▼▼▼

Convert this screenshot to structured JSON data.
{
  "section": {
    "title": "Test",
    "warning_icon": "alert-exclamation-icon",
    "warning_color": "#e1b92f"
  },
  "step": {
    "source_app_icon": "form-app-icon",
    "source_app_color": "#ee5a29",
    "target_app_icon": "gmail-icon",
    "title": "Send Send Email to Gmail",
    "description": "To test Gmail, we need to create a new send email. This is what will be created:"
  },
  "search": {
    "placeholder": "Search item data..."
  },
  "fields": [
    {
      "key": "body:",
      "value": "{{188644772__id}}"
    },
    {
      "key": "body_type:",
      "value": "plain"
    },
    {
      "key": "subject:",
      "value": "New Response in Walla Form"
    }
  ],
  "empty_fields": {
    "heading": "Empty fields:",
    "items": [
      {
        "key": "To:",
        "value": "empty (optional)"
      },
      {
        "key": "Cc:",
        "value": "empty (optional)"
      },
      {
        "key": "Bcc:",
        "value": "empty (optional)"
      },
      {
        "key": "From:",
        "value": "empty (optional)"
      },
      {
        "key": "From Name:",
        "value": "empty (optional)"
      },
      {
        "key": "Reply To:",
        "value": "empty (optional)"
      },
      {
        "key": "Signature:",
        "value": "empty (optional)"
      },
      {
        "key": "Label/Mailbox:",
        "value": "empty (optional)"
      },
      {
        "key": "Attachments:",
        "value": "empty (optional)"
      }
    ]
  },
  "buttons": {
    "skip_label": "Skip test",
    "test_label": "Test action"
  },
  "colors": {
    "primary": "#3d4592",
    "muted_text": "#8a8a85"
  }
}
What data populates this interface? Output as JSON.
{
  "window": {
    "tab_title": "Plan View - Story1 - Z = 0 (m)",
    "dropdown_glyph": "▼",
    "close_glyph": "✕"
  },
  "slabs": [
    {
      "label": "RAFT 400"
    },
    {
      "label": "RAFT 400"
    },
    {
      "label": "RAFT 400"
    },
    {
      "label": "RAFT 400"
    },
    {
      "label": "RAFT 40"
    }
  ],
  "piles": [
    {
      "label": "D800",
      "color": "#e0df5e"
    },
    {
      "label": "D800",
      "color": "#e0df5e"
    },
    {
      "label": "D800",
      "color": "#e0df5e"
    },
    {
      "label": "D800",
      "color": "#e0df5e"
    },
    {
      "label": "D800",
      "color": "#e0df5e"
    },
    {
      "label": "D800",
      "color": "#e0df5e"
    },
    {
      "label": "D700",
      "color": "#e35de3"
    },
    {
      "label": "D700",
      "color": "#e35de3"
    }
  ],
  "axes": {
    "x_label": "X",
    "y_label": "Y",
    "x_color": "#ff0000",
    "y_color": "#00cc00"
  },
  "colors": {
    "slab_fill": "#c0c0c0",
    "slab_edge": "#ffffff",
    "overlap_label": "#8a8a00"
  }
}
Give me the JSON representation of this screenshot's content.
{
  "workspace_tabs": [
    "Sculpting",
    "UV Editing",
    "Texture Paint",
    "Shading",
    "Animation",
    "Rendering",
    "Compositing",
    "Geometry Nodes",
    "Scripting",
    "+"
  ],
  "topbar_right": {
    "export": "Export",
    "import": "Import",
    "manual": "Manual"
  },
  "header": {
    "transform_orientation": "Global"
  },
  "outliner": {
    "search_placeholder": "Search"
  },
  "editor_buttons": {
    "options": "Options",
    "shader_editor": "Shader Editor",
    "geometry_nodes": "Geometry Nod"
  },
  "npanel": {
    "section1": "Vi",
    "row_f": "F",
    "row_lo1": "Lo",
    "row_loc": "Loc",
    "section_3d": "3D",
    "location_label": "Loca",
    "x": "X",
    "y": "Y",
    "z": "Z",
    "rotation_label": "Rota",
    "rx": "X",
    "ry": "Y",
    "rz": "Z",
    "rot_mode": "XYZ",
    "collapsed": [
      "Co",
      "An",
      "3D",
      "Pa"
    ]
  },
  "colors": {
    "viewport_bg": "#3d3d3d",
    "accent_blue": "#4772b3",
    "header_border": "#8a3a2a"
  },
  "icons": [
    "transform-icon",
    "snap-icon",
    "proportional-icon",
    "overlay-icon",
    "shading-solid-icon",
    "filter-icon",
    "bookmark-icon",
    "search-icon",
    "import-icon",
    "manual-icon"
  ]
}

▲▲▲

EXERCISE GOAL: Reproduce the data in its entirety, matching each character.

EXERCISE OUTPUT:
Convert this screenshot to structured JSON data.
{
  "section": {
    "title": "Test",
    "warning_icon": "alert-exclamation-icon",
    "warning_color": "#e1b92f"
  },
  "step": {
    "source_app_icon": "form-app-icon",
    "source_app_color": "#ee5a29",
    "target_app_icon": "gmail-icon",
    "title": "Send Send Email to Gmail",
    "description": "To test Gmail, we need to create a new send email. This is what will be created:"
  },
  "search": {
    "placeholder": "Search item data..."
  },
  "fields": [
    {
      "key": "body:",
      "value": "{{188644772__id}}"
    },
    {
      "key": "body_type:",
      "value": "plain"
    },
    {
      "key": "subject:",
      "value": "New Response in Walla Form"
    }
  ],
  "empty_fields": {
    "heading": "Empty fields:",
    "items": [
      {
        "key": "To:",
        "value": "empty (optional)"
      },
      {
        "key": "Cc:",
        "value": "empty (optional)"
      },
      {
        "key": "Bcc:",
        "value": "empty (optional)"
      },
      {
        "key": "From:",
        "value": "empty (optional)"
      },
      {
        "key": "From Name:",
        "value": "empty (optional)"
      },
      {
        "key": "Reply To:",
        "value": "empty (optional)"
      },
      {
        "key": "Signature:",
        "value": "empty (optional)"
      },
      {
        "key": "Label/Mailbox:",
        "value": "empty (optional)"
      },
      {
        "key": "Attachments:",
        "value": "empty (optional)"
      }
    ]
  },
  "buttons": {
    "skip_label": "Skip test",
    "test_label": "Test action"
  },
  "colors": {
    "primary": "#3d4592",
    "muted_text": "#8a8a85"
  }
}
What data populates this interface? Output as JSON.
{
  "window": {
    "tab_title": "Plan View - Story1 - Z = 0 (m)",
    "dropdown_glyph": "▼",
    "close_glyph": "✕"
  },
  "slabs": [
    {
      "label": "RAFT 400"
    },
    {
      "label": "RAFT 400"
    },
    {
      "label": "RAFT 400"
    },
    {
      "label": "RAFT 400"
    },
    {
      "label": "RAFT 40"
    }
  ],
  "piles": [
    {
      "label": "D800",
      "color": "#e0df5e"
    },
    {
      "label": "D800",
      "color": "#e0df5e"
    },
    {
      "label": "D800",
      "color": "#e0df5e"
    },
    {
      "label": "D800",
      "color": "#e0df5e"
    },
    {
      "label": "D800",
      "color": "#e0df5e"
    },
    {
      "label": "D800",
      "color": "#e0df5e"
    },
    {
      "label": "D700",
      "color": "#e35de3"
    },
    {
      "label": "D700",
      "color": "#e35de3"
    }
  ],
  "axes": {
    "x_label": "X",
    "y_label": "Y",
    "x_color": "#ff0000",
    "y_color": "#00cc00"
  },
  "colors": {
    "slab_fill": "#c0c0c0",
    "slab_edge": "#ffffff",
    "overlap_label": "#8a8a00"
  }
}
Give me the JSON representation of this screenshot's content.
{
  "workspace_tabs": [
    "Sculpting",
    "UV Editing",
    "Texture Paint",
    "Shading",
    "Animation",
    "Rendering",
    "Compositing",
    "Geometry Nodes",
    "Scripting",
    "+"
  ],
  "topbar_right": {
    "export": "Export",
    "import": "Import",
    "manual": "Manual"
  },
  "header": {
    "transform_orientation": "Global"
  },
  "outliner": {
    "search_placeholder": "Search"
  },
  "editor_buttons": {
    "options": "Options",
    "shader_editor": "Shader Editor",
    "geometry_nodes": "Geometry Nod"
  },
  "npanel": {
    "section1": "Vi",
    "row_f": "F",
    "row_lo1": "Lo",
    "row_loc": "Loc",
    "section_3d": "3D",
    "location_label": "Loca",
    "x": "X",
    "y": "Y",
    "z": "Z",
    "rotation_label": "Rota",
    "rx": "X",
    "ry": "Y",
    "rz": "Z",
    "rot_mode": "XYZ",
    "collapsed": [
      "Co",
      "An",
      "3D",
      "Pa"
    ]
  },
  "colors": {
    "viewport_bg": "#3d3d3d",
    "accent_blue": "#4772b3",
    "header_border": "#8a3a2a"
  },
  "icons": [
    "transform-icon",
    "snap-icon",
    "proportional-icon",
    "overlay-icon",
    "shading-solid-icon",
    "filter-icon",
    "bookmark-icon",
    "search-icon",
    "import-icon",
    "manual-icon"
  ]
}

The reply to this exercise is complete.